begin Material to process

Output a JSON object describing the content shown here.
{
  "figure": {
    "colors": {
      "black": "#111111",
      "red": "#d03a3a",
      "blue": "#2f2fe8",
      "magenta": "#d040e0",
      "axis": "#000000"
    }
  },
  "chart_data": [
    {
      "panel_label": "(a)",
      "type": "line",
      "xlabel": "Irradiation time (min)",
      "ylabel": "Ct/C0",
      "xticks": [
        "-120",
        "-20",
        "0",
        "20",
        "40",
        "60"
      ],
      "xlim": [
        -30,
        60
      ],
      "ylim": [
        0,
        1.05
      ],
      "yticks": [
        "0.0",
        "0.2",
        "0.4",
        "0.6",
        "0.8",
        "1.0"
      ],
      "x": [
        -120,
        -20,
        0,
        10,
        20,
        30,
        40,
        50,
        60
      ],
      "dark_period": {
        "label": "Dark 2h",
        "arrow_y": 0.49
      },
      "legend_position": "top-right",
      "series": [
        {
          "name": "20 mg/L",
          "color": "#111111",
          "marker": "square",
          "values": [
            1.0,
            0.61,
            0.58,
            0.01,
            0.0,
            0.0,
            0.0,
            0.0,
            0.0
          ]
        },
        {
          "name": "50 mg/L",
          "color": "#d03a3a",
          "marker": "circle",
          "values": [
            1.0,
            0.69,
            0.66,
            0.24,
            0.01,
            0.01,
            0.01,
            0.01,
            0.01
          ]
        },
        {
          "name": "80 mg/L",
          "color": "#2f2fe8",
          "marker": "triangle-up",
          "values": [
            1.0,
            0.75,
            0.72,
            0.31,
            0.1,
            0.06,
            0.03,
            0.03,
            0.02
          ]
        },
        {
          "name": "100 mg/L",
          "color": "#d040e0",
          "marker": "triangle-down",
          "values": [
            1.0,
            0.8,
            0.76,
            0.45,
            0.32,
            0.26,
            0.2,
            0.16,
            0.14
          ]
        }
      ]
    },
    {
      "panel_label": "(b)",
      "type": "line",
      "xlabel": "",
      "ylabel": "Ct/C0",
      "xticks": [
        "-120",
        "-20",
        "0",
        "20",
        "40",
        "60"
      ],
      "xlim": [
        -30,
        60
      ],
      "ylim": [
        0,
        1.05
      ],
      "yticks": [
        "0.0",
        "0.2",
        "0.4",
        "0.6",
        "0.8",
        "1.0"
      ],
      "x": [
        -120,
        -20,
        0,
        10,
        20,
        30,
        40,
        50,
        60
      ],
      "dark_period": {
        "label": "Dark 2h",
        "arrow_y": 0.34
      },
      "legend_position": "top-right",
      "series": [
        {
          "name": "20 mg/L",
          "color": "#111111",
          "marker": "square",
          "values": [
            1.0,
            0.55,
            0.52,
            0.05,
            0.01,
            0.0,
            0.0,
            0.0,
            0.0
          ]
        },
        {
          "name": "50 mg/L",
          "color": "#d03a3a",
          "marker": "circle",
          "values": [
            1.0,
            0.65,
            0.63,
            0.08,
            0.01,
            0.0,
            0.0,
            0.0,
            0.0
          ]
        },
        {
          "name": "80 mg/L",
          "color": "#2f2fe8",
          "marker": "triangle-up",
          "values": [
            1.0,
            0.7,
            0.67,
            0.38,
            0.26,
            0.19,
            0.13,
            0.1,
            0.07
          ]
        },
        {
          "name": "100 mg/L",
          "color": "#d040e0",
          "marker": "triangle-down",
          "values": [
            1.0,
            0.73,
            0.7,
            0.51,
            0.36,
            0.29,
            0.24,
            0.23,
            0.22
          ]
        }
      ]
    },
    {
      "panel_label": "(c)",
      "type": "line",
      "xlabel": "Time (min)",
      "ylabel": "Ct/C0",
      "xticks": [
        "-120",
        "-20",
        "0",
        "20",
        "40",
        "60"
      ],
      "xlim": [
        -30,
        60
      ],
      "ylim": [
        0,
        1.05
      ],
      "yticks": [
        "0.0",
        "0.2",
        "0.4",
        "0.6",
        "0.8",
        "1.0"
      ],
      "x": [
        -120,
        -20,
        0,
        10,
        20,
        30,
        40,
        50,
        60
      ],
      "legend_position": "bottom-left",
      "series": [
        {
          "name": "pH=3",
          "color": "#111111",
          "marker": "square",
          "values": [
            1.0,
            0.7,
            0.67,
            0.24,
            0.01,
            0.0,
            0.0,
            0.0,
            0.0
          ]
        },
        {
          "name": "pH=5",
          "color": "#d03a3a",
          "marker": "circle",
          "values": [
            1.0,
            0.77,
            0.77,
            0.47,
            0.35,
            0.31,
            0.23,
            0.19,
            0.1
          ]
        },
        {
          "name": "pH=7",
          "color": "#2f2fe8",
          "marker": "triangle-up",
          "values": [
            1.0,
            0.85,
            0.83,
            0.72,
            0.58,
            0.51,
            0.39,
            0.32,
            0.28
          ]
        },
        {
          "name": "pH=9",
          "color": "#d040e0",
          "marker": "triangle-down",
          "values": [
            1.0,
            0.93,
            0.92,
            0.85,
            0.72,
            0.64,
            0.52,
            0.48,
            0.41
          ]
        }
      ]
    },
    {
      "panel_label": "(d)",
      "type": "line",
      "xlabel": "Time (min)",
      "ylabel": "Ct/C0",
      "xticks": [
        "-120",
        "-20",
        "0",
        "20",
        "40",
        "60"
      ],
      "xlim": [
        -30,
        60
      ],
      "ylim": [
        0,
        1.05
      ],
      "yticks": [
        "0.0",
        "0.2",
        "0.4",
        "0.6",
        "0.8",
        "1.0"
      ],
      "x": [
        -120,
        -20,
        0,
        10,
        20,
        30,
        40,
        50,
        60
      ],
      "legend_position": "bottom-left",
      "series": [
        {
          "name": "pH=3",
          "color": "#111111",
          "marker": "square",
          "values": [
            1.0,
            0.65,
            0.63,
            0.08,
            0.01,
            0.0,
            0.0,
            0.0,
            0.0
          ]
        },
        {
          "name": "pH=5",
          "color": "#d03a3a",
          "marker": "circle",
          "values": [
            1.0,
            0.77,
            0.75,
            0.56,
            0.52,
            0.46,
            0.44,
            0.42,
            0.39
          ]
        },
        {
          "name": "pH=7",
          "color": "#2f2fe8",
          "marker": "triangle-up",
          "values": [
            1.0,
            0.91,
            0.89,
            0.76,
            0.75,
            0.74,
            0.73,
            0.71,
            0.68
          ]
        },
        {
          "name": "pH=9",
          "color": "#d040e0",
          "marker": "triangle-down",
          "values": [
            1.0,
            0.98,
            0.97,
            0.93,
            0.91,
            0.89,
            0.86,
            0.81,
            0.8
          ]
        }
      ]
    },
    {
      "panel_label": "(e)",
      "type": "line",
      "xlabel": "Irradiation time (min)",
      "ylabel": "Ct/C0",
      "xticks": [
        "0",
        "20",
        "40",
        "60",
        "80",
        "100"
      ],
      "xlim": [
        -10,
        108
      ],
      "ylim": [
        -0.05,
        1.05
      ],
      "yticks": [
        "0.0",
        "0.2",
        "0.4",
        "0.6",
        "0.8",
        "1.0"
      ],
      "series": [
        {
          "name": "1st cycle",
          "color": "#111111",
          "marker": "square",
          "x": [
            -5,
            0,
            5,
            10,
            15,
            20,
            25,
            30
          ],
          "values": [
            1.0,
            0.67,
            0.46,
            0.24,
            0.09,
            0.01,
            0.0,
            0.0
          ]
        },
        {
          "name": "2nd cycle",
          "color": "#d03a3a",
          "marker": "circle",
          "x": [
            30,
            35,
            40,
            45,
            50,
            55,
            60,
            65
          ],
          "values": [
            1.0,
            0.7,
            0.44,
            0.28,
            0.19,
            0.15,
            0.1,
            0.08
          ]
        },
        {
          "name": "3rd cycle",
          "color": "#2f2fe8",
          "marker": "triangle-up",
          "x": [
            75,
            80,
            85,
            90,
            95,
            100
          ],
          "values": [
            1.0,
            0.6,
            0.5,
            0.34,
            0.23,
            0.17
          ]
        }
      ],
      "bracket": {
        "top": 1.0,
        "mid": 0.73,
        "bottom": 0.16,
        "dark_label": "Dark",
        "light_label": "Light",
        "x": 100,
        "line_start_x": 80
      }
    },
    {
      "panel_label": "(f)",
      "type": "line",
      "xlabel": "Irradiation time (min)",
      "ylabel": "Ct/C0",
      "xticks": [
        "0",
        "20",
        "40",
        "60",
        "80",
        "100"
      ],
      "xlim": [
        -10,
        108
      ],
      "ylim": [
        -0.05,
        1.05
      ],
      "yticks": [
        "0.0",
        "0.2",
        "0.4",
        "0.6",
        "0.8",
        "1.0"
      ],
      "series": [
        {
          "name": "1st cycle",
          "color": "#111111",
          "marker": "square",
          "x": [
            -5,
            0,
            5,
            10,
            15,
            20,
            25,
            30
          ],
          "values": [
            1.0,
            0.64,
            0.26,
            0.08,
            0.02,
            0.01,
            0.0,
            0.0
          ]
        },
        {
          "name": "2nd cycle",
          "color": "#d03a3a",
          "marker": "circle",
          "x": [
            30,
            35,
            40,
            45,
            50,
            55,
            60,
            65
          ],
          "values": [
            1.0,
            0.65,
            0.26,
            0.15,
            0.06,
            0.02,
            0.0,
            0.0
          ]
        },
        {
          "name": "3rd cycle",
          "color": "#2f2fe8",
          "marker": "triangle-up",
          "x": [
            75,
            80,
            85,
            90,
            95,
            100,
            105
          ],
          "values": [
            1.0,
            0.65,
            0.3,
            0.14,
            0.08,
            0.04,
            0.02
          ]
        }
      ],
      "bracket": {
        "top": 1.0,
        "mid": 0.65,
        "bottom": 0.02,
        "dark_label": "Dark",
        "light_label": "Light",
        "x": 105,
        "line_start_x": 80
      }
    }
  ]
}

end Material to process

» Your goal:
From the entries above, copy every line that holds the word "bottom".

» Task answer:
      "legend_position": "bottom-left",
      "legend_position": "bottom-left",
        "bottom": 0.16,
        "bottom": 0.02,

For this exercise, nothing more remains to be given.